--- START OF Records to use ---

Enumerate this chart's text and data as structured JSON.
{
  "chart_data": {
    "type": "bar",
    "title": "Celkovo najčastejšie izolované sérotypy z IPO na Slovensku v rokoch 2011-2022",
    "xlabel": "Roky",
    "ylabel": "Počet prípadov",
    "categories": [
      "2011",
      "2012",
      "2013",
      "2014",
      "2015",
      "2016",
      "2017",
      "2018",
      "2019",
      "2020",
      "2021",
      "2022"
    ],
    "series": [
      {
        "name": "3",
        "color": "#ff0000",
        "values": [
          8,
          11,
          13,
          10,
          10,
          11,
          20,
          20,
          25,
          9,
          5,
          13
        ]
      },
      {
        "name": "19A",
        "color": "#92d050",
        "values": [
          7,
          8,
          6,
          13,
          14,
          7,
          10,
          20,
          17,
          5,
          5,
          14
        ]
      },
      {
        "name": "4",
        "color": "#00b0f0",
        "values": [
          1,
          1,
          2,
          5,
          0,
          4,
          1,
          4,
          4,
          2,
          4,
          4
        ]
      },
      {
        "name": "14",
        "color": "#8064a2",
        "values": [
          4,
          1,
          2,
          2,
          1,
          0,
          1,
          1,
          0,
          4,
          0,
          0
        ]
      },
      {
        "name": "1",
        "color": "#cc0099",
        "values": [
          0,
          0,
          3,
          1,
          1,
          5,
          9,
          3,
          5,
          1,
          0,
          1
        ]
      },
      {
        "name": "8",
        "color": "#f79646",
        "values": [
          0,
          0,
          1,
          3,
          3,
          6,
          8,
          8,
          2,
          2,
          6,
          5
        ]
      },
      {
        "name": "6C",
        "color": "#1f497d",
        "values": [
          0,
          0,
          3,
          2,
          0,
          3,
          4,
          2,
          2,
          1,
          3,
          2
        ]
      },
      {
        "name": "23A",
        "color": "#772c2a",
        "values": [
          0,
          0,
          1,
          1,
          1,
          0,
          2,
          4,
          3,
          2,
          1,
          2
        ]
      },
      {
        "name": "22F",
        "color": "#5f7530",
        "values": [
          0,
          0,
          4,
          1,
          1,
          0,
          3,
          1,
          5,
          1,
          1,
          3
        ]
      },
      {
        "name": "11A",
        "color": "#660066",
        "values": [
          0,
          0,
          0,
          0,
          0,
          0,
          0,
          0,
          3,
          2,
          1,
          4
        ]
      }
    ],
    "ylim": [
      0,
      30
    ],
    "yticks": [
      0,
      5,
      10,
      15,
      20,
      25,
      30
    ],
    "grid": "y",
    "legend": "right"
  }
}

--- END OF Records to use ---

• Work to complete
Write out all the records above again, exactly as they stand.

• Task answer
Enumerate this chart's text and data as structured JSON.
{
  "chart_data": {
    "type": "bar",
    "title": "Celkovo najčastejšie izolované sérotypy z IPO na Slovensku v rokoch 2011-2022",
    "xlabel": "Roky",
    "ylabel": "Počet prípadov",
    "categories": [
      "2011",
      "2012",
      "2013",
      "2014",
      "2015",
      "2016",
      "2017",
      "2018",
      "2019",
      "2020",
      "2021",
      "2022"
    ],
    "series": [
      {
        "name": "3",
        "color": "#ff0000",
        "values": [
          8,
          11,
          13,
          10,
          10,
          11,
          20,
          20,
          25,
          9,
          5,
          13
        ]
      },
      {
        "name": "19A",
        "color": "#92d050",
        "values": [
          7,
          8,
          6,
          13,
          14,
          7,
          10,
          20,
          17,
          5,
          5,
          14
        ]
      },
      {
        "name": "4",
        "color": "#00b0f0",
        "values": [
          1,
          1,
          2,
          5,
          0,
          4,
          1,
          4,
          4,
          2,
          4,
          4
        ]
      },
      {
        "name": "14",
        "color": "#8064a2",
        "values": [
          4,
          1,
          2,
          2,
          1,
          0,
          1,
          1,
          0,
          4,
          0,
          0
        ]
      },
      {
        "name": "1",
        "color": "#cc0099",
        "values": [
          0,
          0,
          3,
          1,
          1,
          5,
          9,
          3,
          5,
          1,
          0,
          1
        ]
      },
      {
        "name": "8",
        "color": "#f79646",
        "values": [
          0,
          0,
          1,
          3,
          3,
          6,
          8,
          8,
          2,
          2,
          6,
          5
        ]
      },
      {
        "name": "6C",
        "color": "#1f497d",
        "values": [
          0,
          0,
          3,
          2,
          0,
          3,
          4,
          2,
          2,
          1,
          3,
          2
        ]
      },
      {
        "name": "23A",
        "color": "#772c2a",
        "values": [
          0,
          0,
          1,
          1,
          1,
          0,
          2,
          4,
          3,
          2,
          1,
          2
        ]
      },
      {
        "name": "22F",
        "color": "#5f7530",
        "values": [
          0,
          0,
          4,
          1,
          1,
          0,
          3,
          1,
          5,
          1,
          1,
          3
        ]
      },
      {
        "name": "11A",
        "color": "#660066",
        "values": [
          0,
          0,
          0,
          0,
          0,
          0,
          0,
          0,
          3,
          2,
          1,
          4
        ]
      }
    ],
    "ylim": [
      0,
      30
    ],
    "yticks": [
      0,
      5,
      10,
      15,
      20,
      25,
      30
    ],
    "grid": "y",
    "legend": "right"
  }
}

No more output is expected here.